Records from a data source:
◆ ◆ ◆
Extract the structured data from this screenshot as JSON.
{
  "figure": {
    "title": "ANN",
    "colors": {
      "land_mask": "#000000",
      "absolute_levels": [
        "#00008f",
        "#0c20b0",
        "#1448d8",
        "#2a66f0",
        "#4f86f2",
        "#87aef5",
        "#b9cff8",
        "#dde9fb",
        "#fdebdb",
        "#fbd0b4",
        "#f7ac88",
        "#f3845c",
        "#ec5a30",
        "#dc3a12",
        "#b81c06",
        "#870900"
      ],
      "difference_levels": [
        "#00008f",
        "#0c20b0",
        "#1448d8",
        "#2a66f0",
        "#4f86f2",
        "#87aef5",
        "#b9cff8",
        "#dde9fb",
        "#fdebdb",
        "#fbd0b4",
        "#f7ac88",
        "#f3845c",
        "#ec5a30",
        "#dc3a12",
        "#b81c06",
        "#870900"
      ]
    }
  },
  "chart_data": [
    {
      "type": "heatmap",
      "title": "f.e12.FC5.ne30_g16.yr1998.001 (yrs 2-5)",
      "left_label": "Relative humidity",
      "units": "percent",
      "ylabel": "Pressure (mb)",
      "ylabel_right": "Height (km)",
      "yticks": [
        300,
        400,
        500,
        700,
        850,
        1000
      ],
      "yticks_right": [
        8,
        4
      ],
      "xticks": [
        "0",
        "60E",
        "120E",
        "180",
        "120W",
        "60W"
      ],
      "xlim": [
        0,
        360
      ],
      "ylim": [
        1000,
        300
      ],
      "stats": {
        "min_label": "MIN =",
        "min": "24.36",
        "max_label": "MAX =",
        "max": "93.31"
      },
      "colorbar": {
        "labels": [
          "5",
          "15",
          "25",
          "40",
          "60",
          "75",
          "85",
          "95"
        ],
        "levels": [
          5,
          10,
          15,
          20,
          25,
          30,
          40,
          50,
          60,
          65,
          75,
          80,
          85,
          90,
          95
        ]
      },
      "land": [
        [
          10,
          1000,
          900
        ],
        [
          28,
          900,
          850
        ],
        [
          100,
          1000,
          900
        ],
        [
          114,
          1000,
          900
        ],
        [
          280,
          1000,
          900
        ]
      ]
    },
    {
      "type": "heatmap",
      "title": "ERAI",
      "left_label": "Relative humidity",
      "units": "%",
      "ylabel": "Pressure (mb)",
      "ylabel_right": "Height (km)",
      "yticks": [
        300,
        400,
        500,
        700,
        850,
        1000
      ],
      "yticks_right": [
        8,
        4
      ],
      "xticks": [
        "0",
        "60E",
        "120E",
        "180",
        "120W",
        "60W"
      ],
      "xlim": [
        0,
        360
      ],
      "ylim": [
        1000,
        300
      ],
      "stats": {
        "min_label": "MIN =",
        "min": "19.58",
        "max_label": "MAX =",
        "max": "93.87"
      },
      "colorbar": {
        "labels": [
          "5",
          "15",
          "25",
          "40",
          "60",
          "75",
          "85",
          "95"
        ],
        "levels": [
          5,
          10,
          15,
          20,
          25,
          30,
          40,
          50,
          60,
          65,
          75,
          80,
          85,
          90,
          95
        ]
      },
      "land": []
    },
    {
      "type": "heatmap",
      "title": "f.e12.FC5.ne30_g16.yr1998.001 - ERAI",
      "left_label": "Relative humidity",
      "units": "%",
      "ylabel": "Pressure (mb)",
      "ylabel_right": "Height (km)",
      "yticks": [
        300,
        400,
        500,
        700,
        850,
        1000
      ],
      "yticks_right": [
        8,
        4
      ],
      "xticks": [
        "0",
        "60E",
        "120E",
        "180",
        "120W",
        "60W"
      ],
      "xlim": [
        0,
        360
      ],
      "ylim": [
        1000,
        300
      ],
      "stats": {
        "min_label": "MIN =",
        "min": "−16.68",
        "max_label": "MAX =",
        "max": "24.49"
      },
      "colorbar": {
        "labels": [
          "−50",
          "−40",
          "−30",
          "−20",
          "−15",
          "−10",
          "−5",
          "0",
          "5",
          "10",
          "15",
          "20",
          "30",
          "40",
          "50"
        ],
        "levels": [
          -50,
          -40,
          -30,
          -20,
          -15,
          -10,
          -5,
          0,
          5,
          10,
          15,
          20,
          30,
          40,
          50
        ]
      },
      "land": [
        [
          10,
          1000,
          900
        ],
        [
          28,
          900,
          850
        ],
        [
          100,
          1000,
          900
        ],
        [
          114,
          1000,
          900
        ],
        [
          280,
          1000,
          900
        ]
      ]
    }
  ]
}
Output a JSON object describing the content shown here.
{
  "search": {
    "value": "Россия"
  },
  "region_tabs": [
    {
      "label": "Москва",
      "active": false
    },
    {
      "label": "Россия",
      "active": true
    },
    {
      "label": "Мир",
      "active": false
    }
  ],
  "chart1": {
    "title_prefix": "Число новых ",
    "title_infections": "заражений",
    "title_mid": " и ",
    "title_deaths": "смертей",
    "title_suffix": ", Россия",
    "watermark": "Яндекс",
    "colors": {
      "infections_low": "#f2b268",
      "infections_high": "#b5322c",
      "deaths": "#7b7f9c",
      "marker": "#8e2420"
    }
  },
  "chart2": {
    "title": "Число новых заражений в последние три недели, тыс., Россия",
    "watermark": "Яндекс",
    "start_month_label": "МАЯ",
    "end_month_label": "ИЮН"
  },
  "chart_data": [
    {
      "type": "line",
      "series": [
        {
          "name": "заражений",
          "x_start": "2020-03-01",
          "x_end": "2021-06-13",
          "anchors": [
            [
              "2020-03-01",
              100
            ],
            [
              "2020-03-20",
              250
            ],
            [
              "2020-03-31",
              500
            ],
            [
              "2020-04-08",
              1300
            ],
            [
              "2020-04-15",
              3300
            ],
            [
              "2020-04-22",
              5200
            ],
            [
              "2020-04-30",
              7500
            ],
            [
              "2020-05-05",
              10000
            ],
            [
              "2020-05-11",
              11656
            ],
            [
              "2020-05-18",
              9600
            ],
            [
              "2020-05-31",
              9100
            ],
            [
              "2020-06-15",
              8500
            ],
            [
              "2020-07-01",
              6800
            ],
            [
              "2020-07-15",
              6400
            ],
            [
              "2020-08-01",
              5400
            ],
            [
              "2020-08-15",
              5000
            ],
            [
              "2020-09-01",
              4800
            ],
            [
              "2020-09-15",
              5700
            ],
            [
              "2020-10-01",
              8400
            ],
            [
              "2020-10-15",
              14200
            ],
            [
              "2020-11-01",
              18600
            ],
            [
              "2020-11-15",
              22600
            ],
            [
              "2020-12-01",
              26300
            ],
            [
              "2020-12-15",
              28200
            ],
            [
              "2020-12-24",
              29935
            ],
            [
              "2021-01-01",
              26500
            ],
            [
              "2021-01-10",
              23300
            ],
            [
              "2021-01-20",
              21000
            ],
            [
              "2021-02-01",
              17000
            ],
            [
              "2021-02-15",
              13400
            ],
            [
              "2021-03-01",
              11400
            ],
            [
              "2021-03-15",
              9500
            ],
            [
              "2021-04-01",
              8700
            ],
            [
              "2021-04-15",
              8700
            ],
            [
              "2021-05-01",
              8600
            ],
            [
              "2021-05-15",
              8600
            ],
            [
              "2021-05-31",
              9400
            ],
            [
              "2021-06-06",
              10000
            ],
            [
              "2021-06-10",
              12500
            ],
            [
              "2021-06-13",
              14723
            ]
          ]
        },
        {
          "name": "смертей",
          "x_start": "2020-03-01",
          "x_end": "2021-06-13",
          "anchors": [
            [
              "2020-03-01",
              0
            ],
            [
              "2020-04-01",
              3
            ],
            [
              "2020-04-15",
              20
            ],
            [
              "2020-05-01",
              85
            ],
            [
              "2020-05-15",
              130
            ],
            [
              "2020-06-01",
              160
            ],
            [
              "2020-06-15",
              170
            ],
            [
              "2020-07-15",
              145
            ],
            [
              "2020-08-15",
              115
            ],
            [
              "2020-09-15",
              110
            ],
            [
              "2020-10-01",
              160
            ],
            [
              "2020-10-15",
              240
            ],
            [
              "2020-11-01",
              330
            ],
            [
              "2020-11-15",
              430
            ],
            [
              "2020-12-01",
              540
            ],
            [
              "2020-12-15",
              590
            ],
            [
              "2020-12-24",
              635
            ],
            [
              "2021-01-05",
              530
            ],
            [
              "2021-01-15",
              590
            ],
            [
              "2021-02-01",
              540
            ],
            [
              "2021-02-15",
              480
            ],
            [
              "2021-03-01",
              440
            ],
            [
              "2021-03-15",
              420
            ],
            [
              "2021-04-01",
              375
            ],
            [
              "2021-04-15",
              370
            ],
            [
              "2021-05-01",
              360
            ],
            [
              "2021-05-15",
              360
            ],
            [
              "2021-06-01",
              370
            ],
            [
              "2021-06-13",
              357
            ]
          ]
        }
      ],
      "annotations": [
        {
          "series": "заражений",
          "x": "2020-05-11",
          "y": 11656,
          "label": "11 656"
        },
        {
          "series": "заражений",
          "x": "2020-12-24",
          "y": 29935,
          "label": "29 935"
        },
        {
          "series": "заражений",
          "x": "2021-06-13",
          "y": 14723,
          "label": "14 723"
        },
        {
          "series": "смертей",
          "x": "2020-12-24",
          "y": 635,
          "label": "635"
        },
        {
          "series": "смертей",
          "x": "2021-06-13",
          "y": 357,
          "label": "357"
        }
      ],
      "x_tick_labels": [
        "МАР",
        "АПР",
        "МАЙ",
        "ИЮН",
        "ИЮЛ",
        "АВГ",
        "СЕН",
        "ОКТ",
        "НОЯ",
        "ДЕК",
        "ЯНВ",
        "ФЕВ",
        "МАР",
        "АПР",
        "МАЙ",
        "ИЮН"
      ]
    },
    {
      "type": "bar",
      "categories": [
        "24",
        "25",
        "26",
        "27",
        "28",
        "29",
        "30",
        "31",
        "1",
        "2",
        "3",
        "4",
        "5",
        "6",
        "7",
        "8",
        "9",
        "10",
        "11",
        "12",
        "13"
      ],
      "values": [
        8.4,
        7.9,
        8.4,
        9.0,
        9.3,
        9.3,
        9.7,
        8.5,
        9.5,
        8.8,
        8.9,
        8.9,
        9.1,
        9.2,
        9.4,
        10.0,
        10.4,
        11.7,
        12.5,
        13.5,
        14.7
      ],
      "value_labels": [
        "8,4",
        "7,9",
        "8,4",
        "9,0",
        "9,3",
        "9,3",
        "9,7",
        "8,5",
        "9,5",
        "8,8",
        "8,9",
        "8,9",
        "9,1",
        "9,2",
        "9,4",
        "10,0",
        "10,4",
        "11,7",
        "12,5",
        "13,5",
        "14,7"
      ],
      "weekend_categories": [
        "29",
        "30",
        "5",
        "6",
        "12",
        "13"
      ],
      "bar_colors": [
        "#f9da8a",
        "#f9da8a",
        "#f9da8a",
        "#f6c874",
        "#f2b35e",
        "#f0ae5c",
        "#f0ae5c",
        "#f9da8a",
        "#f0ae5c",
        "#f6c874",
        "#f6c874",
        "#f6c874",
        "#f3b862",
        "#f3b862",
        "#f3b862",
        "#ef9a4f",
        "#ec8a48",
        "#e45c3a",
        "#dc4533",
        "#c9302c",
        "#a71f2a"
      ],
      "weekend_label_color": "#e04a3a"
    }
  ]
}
◆ ◆ ◆
**SET PROBLEM**. Copy out all lines where the word "JSON" appears.

**FINISHED EXERCISE**.
Extract the structured data from this screenshot as JSON.
Output a JSON object describing the content shown here.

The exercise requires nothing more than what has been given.